- GIVEN PROBLEM -
Please pull out every line that includes the string "document".

[Start ENTRIES SUPPLIED]

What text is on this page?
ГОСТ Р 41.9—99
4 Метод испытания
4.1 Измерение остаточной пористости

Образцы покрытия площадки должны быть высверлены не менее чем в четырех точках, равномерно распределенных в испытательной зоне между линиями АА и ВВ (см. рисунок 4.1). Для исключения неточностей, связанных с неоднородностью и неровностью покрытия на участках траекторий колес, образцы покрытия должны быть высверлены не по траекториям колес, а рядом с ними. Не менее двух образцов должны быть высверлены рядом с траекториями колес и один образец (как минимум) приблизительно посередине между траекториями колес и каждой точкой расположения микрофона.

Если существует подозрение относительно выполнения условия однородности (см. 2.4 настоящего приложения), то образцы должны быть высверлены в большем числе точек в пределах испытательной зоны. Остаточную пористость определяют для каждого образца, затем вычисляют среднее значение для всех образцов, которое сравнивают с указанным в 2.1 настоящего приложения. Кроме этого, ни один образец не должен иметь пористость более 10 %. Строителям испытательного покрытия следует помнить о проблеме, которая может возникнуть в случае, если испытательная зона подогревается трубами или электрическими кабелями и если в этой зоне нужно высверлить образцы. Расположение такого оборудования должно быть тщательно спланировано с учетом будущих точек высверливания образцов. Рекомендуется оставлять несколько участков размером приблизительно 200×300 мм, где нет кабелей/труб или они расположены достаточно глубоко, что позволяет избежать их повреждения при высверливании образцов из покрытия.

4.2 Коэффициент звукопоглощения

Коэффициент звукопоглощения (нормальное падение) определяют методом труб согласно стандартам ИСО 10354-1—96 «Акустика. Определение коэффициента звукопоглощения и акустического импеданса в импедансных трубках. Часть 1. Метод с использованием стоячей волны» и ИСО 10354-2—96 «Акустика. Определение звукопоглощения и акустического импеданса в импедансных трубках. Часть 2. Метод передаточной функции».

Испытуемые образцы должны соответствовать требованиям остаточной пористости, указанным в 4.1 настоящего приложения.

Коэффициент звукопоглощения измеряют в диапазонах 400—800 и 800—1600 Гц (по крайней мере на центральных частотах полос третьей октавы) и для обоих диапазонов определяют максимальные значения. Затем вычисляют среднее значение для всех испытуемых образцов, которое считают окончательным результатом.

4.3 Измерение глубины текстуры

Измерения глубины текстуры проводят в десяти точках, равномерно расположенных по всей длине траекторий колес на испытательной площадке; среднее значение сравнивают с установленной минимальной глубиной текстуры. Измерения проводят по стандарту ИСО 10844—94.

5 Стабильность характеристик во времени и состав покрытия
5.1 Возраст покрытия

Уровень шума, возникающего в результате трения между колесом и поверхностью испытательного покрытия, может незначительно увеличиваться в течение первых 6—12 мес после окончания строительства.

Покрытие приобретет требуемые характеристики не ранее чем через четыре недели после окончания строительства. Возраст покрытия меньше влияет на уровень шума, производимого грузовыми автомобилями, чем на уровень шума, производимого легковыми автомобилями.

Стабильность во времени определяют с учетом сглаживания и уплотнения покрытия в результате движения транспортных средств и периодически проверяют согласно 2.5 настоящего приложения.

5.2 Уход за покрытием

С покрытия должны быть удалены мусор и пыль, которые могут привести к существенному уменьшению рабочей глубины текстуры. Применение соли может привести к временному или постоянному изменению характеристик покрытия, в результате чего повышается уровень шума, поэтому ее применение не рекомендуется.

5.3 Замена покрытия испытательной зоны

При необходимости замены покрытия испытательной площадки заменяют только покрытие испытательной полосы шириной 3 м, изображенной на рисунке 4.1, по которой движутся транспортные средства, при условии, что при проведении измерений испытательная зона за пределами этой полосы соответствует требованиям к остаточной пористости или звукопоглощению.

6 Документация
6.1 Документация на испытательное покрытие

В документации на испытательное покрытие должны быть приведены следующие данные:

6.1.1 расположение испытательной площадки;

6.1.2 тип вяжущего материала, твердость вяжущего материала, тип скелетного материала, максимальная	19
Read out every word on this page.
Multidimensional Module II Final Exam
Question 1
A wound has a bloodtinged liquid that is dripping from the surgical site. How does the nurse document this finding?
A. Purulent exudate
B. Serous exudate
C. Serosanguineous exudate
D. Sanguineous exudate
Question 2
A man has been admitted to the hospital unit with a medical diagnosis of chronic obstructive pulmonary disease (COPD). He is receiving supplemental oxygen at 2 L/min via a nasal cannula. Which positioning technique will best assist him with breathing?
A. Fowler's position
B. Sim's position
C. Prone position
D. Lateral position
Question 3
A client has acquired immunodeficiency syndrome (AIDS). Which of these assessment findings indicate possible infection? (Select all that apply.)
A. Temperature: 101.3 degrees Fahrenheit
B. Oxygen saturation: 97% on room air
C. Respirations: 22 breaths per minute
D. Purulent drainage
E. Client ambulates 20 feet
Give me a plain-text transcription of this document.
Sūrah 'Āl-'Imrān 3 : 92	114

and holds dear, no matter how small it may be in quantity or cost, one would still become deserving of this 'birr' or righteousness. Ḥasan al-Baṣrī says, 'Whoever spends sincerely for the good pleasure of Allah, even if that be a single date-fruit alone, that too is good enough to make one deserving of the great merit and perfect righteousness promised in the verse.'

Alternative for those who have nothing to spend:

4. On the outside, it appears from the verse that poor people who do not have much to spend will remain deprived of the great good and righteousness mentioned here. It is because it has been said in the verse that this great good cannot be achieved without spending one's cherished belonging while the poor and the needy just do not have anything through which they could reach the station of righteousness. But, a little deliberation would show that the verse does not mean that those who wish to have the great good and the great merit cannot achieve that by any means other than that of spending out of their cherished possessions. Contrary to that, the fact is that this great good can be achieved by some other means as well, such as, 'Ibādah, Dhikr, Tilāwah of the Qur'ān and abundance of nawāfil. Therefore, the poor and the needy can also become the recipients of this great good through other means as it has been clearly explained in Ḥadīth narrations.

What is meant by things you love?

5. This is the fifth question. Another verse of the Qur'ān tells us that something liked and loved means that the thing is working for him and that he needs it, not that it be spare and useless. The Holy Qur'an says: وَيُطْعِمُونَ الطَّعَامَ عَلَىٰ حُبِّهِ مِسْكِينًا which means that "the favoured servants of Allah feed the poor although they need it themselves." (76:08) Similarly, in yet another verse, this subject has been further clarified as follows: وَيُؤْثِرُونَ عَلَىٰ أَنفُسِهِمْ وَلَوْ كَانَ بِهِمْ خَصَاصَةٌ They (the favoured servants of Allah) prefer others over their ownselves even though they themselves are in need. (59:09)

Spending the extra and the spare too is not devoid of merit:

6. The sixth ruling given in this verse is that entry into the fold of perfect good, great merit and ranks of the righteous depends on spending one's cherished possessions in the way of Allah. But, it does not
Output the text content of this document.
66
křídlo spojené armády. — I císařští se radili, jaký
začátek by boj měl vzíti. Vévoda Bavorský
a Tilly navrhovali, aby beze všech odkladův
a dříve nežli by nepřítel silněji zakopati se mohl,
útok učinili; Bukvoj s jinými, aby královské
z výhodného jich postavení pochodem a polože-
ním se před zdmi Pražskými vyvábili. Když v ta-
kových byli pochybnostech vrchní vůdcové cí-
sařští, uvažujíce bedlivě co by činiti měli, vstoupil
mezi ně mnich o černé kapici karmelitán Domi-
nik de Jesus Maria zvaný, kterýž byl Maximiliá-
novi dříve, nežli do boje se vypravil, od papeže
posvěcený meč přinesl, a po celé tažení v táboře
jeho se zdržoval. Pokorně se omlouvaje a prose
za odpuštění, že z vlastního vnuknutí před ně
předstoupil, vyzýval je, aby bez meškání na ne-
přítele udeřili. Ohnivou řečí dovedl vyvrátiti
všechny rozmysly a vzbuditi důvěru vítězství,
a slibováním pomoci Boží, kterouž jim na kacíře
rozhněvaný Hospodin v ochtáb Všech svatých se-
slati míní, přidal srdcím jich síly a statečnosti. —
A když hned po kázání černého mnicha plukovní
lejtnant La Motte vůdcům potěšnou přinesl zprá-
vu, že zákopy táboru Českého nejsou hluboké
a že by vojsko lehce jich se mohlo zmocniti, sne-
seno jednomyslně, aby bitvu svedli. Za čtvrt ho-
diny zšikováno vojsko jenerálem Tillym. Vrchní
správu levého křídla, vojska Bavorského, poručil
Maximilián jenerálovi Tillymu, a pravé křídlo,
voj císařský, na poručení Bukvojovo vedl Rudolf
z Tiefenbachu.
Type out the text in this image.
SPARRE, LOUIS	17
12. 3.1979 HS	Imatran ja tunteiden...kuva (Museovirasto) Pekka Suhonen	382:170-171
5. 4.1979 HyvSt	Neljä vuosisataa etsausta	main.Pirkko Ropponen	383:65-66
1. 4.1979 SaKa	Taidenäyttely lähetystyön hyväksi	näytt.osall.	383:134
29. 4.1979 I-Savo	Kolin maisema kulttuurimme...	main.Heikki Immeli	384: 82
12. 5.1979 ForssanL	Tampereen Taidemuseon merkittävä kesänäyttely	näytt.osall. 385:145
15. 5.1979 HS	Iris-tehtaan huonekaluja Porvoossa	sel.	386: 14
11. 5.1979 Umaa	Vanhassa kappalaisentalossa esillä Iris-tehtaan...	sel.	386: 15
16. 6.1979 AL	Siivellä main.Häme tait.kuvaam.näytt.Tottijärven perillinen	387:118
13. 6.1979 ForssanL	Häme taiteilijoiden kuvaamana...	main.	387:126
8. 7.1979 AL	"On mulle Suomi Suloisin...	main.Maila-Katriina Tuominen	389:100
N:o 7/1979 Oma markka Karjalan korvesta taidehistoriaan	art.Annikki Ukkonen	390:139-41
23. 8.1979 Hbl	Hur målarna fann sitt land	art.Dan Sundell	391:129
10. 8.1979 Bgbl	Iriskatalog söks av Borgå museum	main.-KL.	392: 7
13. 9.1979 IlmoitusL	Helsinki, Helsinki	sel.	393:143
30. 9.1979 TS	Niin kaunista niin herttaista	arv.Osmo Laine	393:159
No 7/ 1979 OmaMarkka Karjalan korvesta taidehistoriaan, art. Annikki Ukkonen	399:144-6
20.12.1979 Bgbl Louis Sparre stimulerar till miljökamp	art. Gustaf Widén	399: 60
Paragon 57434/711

[End ENTRIES SUPPLIED]

- THE REPLY -
A wound has a bloodtinged liquid that is dripping from the surgical site. How does the nurse document this finding?
Give me a plain-text transcription of this document.
Output the text content of this document.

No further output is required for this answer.